:: What needs to be done ::
Spot each line in the records below where the word "diagnosticar" occurs, then copy it.

:: Dataset records ::
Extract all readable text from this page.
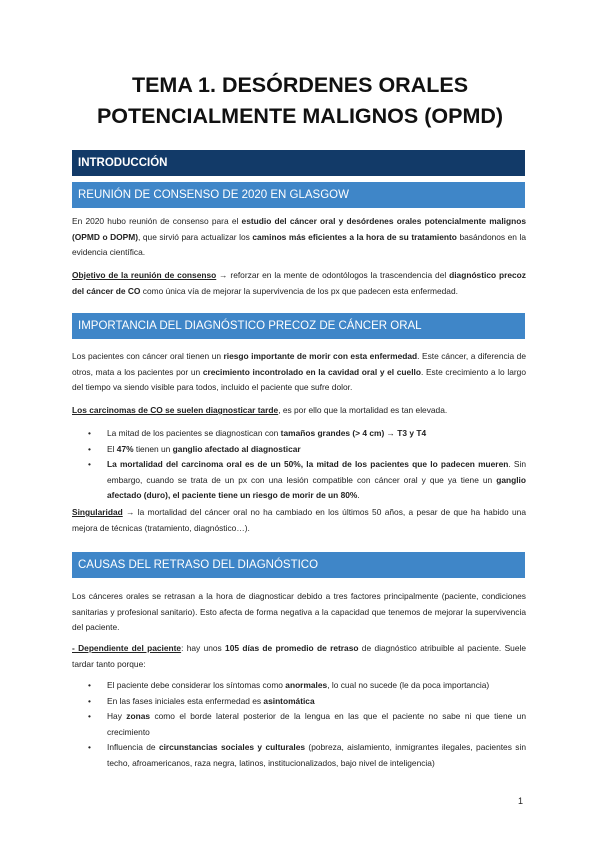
TEMA 1. DESÓRDENES ORALES
POTENCIALMENTE MALIGNOS (OPMD)
INTRODUCCIÓN
REUNIÓN DE CONSENSO DE 2020 EN GLASGOW

En 2020 hubo reunión de consenso para el estudio del cáncer oral y desórdenes orales potencialmente malignos (OPMD o DOPM), que sirvió para actualizar los caminos más eficientes a la hora de su tratamiento basándonos en la evidencia científica.

Objetivo de la reunión de consenso → reforzar en la mente de odontólogos la trascendencia del diagnóstico precoz del cáncer de CO como única vía de mejorar la supervivencia de los px que padecen esta enfermedad.

IMPORTANCIA DEL DIAGNÓSTICO PRECOZ DE CÁNCER ORAL

Los pacientes con cáncer oral tienen un riesgo importante de morir con esta enfermedad. Este cáncer, a diferencia de otros, mata a los pacientes por un crecimiento incontrolado en la cavidad oral y el cuello. Este crecimiento a lo largo del tiempo va siendo visible para todos, incluido el paciente que sufre dolor.

Los carcinomas de CO se suelen diagnosticar tarde, es por ello que la mortalidad es tan elevada.

• La mitad de los pacientes se diagnostican con tamaños grandes (> 4 cm) → T3 y T4
• El 47% tienen un ganglio afectado al diagnosticar
• La mortalidad del carcinoma oral es de un 50%, la mitad de los pacientes que lo padecen mueren. Sin embargo, cuando se trata de un px con una lesión compatible con cáncer oral y que ya tiene un ganglio afectado (duro), el paciente tiene un riesgo de morir de un 80%.

Singularidad → la mortalidad del cáncer oral no ha cambiado en los últimos 50 años, a pesar de que ha habido una mejora de técnicas (tratamiento, diagnóstico…).

CAUSAS DEL RETRASO DEL DIAGNÓSTICO

Los cánceres orales se retrasan a la hora de diagnosticar debido a tres factores principalmente (paciente, condiciones sanitarias y profesional sanitario). Esto afecta de forma negativa a la capacidad que tenemos de mejorar la supervivencia del paciente.

- Dependiente del paciente: hay unos 105 días de promedio de retraso de diagnóstico atribuible al paciente. Suele tardar tanto porque:

• El paciente debe considerar los síntomas como anormales, lo cual no sucede (le da poca importancia)
• En las fases iniciales esta enfermedad es asintomática
• Hay zonas como el borde lateral posterior de la lengua en las que el paciente no sabe ni que tiene un crecimiento
• Influencia de circunstancias sociales y culturales (pobreza, aislamiento, inmigrantes ilegales, pacientes sin techo, afroamericanos, raza negra, latinos, institucionalizados, bajo nivel de inteligencia)
1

:: Solution for this task ::
Los carcinomas de CO se suelen diagnosticar tarde, es por ello que la mortalidad es tan elevada.
• El 47% tienen un ganglio afectado al diagnosticar
Los cánceres orales se retrasan a la hora de diagnosticar debido a tres factores principalmente (paciente, condiciones sanitarias y profesional sanitario). Esto afecta de forma negativa a la capacidad que tenemos de mejorar la supervivencia del paciente.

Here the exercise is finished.